■ **The task**
In the data below, find the line with "Convert this document image to plain text." and output it along with every later line, exactly, but not the pictures.
################
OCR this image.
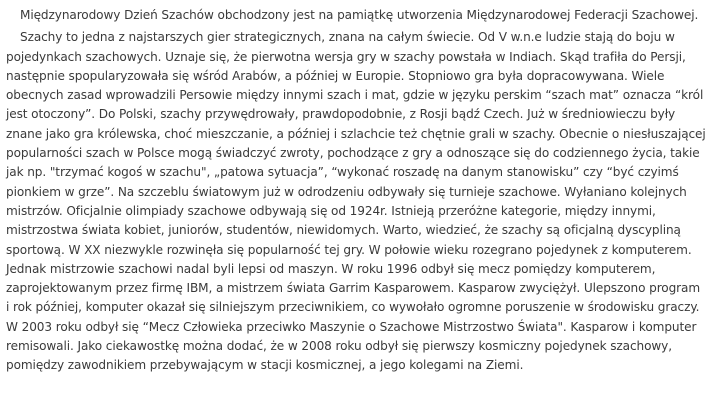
Międzynarodowy Dzień Szachów obchodzony jest na pamiątkę utworzenia Międzynarodowej Federacji Szachowej.

Szachy to jedna z najstarszych gier strategicznych, znana na całym świecie. Od V w.n.e ludzie stają do boju w pojedynkach szachowych. Uznaje się, że pierwotna wersja gry w szachy powstała w Indiach. Skąd trafiła do Persji, następnie spopularyzowała się wśród Arabów, a później w Europie. Stopniowo gra była dopracowywana. Wiele obecnych zasad wprowadzili Persowie między innymi szach i mat, gdzie w języku perskim “szach mat” oznacza “król jest otoczony”. Do Polski, szachy przywędrowały, prawdopodobnie, z Rosji bądź Czech. Już w średniowieczu były znane jako gra królewska, choć mieszczanie, a później i szlachcie też chętnie grali w szachy. Obecnie o niesłuszającej popularności szach w Polsce mogą świadczyć zwroty, pochodzące z gry a odnoszące się do codziennego życia, takie jak np. "trzymać kogoś w szachu", „patowa sytuacja”, “wykonać roszadę na danym stanowisku” czy “być czyimś pionkiem w grze”. Na szczeblu światowym już w odrodzeniu odbywały się turnieje szachowe. Wyłaniano kolejnych mistrzów. Oficjalnie olimpiady szachowe odbywają się od 1924r. Istnieją przeróżne kategorie, między innymi, mistrzostwa świata kobiet, juniorów, studentów, niewidomych. Warto, wiedzieć, że szachy są oficjalną dyscypliną sportową. W XX niezwykle rozwinęła się popularność tej gry. W połowie wieku rozegrano pojedynek z komputerem. Jednak mistrzowie szachowi nadal byli lepsi od maszyn. W roku 1996 odbył się mecz pomiędzy komputerem, zaprojektowanym przez firmę IBM, a mistrzem świata Garrim Kasparowem. Kasparow zwyciężył. Ulepszono program i rok później, komputer okazał się silniejszym przeciwnikiem, co wywołało ogromne poruszenie w środowisku graczy. W 2003 roku odbył się “Mecz Człowieka przeciwko Maszynie o Szachowe Mistrzostwo Świata". Kasparow i komputer remisowali. Jako ciekawostkę można dodać, że w 2008 roku odbył się pierwszy kosmiczny pojedynek szachowy, pomiędzy zawodnikiem przebywającym w stacji kosmicznej, a jego kolegami na Ziemi.
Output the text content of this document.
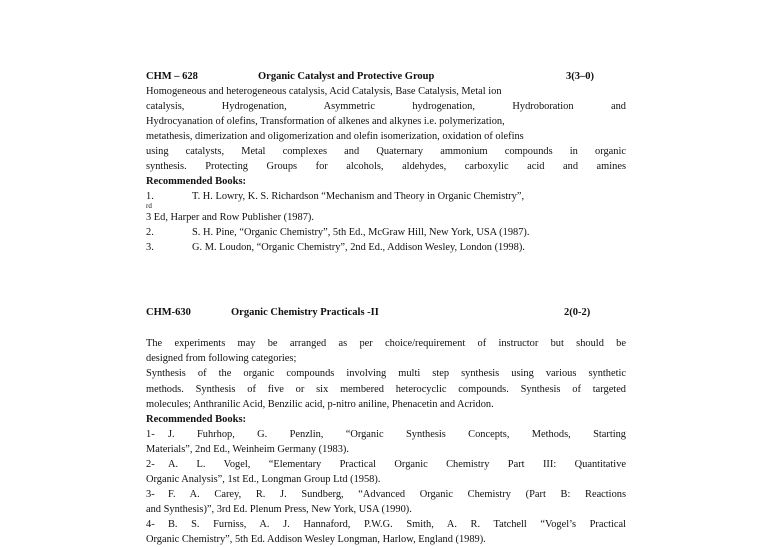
CHM – 628	Organic Catalyst and Protective Group	3(3–0)

Homogeneous and heterogeneous catalysis, Acid Catalysis, Base Catalysis, Metal ion

catalysis, Hydrogenation, Asymmetric hydrogenation, Hydroboration and

Hydrocyanation of olefins, Transformation of alkenes and alkynes i.e. polymerization,

metathesis, dimerization and oligomerization and olefin isomerization, oxidation of olefins

using catalysts, Metal complexes and Quaternary ammonium compounds in organic

synthesis. Protecting Groups for alcohols, aldehydes, carboxylic acid and amines

Recommended Books:
1.	T. H. Lowry, K. S. Richardson “Mechanism and Theory in Organic Chemistry”,
rd
3 Ed, Harper and Row Publisher (1987).
2.	S. H. Pine, “Organic Chemistry”, 5th Ed., McGraw Hill, New York, USA (1987).
3.	G. M. Loudon, “Organic Chemistry”, 2nd Ed., Addison Wesley, London (1998).
CHM-630	Organic Chemistry Practicals -II	2(0-2)

The experiments may be arranged as per choice/requirement of instructor but should be

designed from following categories;

Synthesis of the organic compounds involving multi step synthesis using various synthetic

methods. Synthesis of five or six membered heterocyclic compounds. Synthesis of targeted

molecules; Anthranilic Acid, Benzilic acid, p-nitro aniline, Phenacetin and Acridon.

Recommended Books:
1- J. Fuhrhop, G. Penzlin, “Organic Synthesis Concepts, Methods, Starting
Materials”, 2nd Ed., Weinheim Germany (1983).
2- A. L. Vogel, “Elementary Practical Organic Chemistry Part III: Quantitative
Organic Analysis”, 1st Ed., Longman Group Ltd (1958).
3- F. A. Carey, R. J. Sundberg, “Advanced Organic Chemistry (Part B: Reactions
and Synthesis)”, 3rd Ed. Plenum Press, New York, USA (1990).
4- B. S. Furniss, A. J. Hannaford, P.W.G. Smith, A. R. Tatchell “Vogel’s Practical
Organic Chemistry”, 5th Ed. Addison Wesley Longman, Harlow, England (1989).
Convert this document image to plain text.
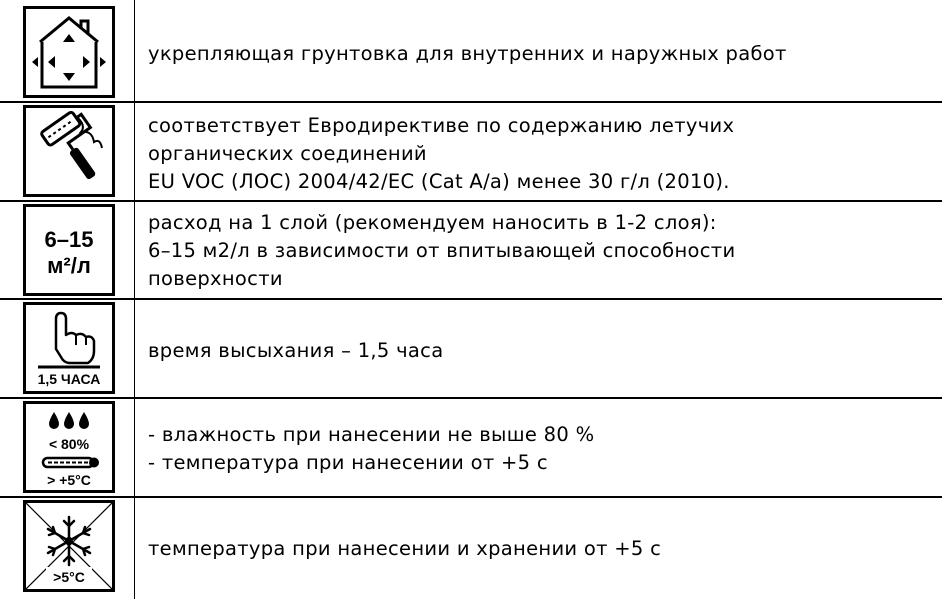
укрепляющая грунтовка для внутренних и наружных работ
соответствует Евродирективе по содержанию летучих
органических соединений
EU VOC (ЛОС) 2004/42/EC (Cat A/a) менее 30 г/л (2010).
6–15
м²/л
расход на 1 слой (рекомендуем наносить в 1-2 слоя):
6–15 м2/л в зависимости от впитывающей способности
поверхности
1,5 ЧАСА
время высыхания – 1,5 часа
< 80%
> +5°C
- влажность при нанесении не выше 80 %
- температура при нанесении от +5 с
>5°C
температура при нанесении и хранении от +5 с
################
■ **Output for this exercise**
Convert this document image to plain text.
укрепляющая грунтовка для внутренних и наружных работ
соответствует Евродирективе по содержанию летучих
органических соединений
EU VOC (ЛОС) 2004/42/EC (Cat A/a) менее 30 г/л (2010).
6–15
м²/л
расход на 1 слой (рекомендуем наносить в 1-2 слоя):
6–15 м2/л в зависимости от впитывающей способности
поверхности
1,5 ЧАСА
время высыхания – 1,5 часа
< 80%
> +5°C
- влажность при нанесении не выше 80 %
- температура при нанесении от +5 с
>5°C
температура при нанесении и хранении от +5 с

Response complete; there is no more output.